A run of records
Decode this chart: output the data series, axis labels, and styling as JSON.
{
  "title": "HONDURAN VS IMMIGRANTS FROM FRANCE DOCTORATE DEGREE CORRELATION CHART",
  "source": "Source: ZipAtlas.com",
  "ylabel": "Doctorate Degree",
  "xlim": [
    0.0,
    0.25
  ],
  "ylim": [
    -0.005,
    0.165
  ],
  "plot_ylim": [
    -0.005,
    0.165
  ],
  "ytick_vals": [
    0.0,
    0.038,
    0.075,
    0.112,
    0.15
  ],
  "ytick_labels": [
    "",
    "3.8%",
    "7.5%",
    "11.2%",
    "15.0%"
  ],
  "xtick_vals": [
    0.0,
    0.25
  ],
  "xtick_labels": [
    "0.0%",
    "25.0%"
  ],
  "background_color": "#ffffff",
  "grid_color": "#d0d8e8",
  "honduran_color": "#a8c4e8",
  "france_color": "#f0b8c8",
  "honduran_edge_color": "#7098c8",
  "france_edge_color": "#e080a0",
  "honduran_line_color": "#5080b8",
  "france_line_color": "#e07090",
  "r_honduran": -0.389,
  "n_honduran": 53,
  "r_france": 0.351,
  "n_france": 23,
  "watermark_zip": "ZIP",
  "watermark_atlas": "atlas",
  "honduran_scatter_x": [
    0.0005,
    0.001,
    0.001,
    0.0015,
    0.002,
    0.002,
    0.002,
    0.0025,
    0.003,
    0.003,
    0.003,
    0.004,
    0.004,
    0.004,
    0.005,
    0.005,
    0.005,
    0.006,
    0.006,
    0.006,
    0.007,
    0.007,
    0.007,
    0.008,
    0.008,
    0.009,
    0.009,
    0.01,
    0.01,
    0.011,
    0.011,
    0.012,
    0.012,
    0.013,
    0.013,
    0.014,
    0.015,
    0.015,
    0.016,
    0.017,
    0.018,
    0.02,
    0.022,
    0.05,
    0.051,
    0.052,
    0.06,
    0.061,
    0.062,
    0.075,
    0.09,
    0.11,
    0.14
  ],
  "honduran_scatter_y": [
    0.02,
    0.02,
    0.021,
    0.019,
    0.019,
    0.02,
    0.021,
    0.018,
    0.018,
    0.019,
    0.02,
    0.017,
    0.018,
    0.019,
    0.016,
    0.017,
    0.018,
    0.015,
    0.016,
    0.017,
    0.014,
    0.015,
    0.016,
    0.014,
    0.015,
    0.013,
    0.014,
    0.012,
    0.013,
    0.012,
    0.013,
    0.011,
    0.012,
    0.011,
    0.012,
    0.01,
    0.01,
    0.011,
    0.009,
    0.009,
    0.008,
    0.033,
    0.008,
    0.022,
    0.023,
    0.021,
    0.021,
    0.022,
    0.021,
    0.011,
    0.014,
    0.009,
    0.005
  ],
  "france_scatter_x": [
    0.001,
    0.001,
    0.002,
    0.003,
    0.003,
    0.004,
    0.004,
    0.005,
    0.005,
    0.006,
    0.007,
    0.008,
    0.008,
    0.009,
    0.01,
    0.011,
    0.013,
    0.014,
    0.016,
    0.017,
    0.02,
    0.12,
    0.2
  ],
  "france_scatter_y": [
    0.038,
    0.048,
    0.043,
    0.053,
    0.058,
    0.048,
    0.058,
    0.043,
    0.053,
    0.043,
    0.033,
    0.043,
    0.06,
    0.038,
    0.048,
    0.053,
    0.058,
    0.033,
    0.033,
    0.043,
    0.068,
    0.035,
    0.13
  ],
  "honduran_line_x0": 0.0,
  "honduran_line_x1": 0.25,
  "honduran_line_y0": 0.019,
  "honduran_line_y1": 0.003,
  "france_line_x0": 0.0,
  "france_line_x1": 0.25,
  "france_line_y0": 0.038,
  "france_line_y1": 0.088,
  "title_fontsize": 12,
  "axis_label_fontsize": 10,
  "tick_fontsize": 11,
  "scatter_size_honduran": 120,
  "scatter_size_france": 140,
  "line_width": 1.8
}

» Task to complete: Transcribe the material above in its entirety. Match it exactly.

» Problem solution:
Decode this chart: output the data series, axis labels, and styling as JSON.
{
  "title": "HONDURAN VS IMMIGRANTS FROM FRANCE DOCTORATE DEGREE CORRELATION CHART",
  "source": "Source: ZipAtlas.com",
  "ylabel": "Doctorate Degree",
  "xlim": [
    0.0,
    0.25
  ],
  "ylim": [
    -0.005,
    0.165
  ],
  "plot_ylim": [
    -0.005,
    0.165
  ],
  "ytick_vals": [
    0.0,
    0.038,
    0.075,
    0.112,
    0.15
  ],
  "ytick_labels": [
    "",
    "3.8%",
    "7.5%",
    "11.2%",
    "15.0%"
  ],
  "xtick_vals": [
    0.0,
    0.25
  ],
  "xtick_labels": [
    "0.0%",
    "25.0%"
  ],
  "background_color": "#ffffff",
  "grid_color": "#d0d8e8",
  "honduran_color": "#a8c4e8",
  "france_color": "#f0b8c8",
  "honduran_edge_color": "#7098c8",
  "france_edge_color": "#e080a0",
  "honduran_line_color": "#5080b8",
  "france_line_color": "#e07090",
  "r_honduran": -0.389,
  "n_honduran": 53,
  "r_france": 0.351,
  "n_france": 23,
  "watermark_zip": "ZIP",
  "watermark_atlas": "atlas",
  "honduran_scatter_x": [
    0.0005,
    0.001,
    0.001,
    0.0015,
    0.002,
    0.002,
    0.002,
    0.0025,
    0.003,
    0.003,
    0.003,
    0.004,
    0.004,
    0.004,
    0.005,
    0.005,
    0.005,
    0.006,
    0.006,
    0.006,
    0.007,
    0.007,
    0.007,
    0.008,
    0.008,
    0.009,
    0.009,
    0.01,
    0.01,
    0.011,
    0.011,
    0.012,
    0.012,
    0.013,
    0.013,
    0.014,
    0.015,
    0.015,
    0.016,
    0.017,
    0.018,
    0.02,
    0.022,
    0.05,
    0.051,
    0.052,
    0.06,
    0.061,
    0.062,
    0.075,
    0.09,
    0.11,
    0.14
  ],
  "honduran_scatter_y": [
    0.02,
    0.02,
    0.021,
    0.019,
    0.019,
    0.02,
    0.021,
    0.018,
    0.018,
    0.019,
    0.02,
    0.017,
    0.018,
    0.019,
    0.016,
    0.017,
    0.018,
    0.015,
    0.016,
    0.017,
    0.014,
    0.015,
    0.016,
    0.014,
    0.015,
    0.013,
    0.014,
    0.012,
    0.013,
    0.012,
    0.013,
    0.011,
    0.012,
    0.011,
    0.012,
    0.01,
    0.01,
    0.011,
    0.009,
    0.009,
    0.008,
    0.033,
    0.008,
    0.022,
    0.023,
    0.021,
    0.021,
    0.022,
    0.021,
    0.011,
    0.014,
    0.009,
    0.005
  ],
  "france_scatter_x": [
    0.001,
    0.001,
    0.002,
    0.003,
    0.003,
    0.004,
    0.004,
    0.005,
    0.005,
    0.006,
    0.007,
    0.008,
    0.008,
    0.009,
    0.01,
    0.011,
    0.013,
    0.014,
    0.016,
    0.017,
    0.02,
    0.12,
    0.2
  ],
  "france_scatter_y": [
    0.038,
    0.048,
    0.043,
    0.053,
    0.058,
    0.048,
    0.058,
    0.043,
    0.053,
    0.043,
    0.033,
    0.043,
    0.06,
    0.038,
    0.048,
    0.053,
    0.058,
    0.033,
    0.033,
    0.043,
    0.068,
    0.035,
    0.13
  ],
  "honduran_line_x0": 0.0,
  "honduran_line_x1": 0.25,
  "honduran_line_y0": 0.019,
  "honduran_line_y1": 0.003,
  "france_line_x0": 0.0,
  "france_line_x1": 0.25,
  "france_line_y0": 0.038,
  "france_line_y1": 0.088,
  "title_fontsize": 12,
  "axis_label_fontsize": 10,
  "tick_fontsize": 11,
  "scatter_size_honduran": 120,
  "scatter_size_france": 140,
  "line_width": 1.8
}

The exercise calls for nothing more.